• WRITTEN EXERCISE:
Search the listing below for the string "name" and show each line that contains it.
** start of THE RECORDS **
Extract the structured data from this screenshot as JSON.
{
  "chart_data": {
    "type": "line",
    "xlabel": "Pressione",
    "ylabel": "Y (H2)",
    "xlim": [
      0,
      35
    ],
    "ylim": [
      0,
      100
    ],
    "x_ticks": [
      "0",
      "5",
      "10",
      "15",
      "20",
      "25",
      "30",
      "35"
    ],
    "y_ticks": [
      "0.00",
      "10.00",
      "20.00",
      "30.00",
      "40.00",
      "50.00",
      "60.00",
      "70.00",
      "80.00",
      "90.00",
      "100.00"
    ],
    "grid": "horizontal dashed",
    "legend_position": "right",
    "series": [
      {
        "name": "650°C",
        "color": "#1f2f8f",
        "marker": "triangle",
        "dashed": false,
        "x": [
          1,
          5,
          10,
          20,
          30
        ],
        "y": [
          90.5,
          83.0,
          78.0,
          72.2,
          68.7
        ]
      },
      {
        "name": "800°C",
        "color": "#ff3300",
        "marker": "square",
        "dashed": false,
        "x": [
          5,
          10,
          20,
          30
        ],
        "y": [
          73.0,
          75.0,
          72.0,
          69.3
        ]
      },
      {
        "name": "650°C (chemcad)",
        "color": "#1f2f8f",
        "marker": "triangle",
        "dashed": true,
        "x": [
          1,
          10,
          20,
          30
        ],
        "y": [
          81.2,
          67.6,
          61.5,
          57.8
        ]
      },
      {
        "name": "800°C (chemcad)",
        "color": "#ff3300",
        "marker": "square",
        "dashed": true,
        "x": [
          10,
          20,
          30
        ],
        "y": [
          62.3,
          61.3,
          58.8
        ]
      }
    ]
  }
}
** end of THE RECORDS **
• ANSWER IN FULL:
        "name": "650°C",
        "name": "800°C",
        "name": "650°C (chemcad)",
        "name": "800°C (chemcad)",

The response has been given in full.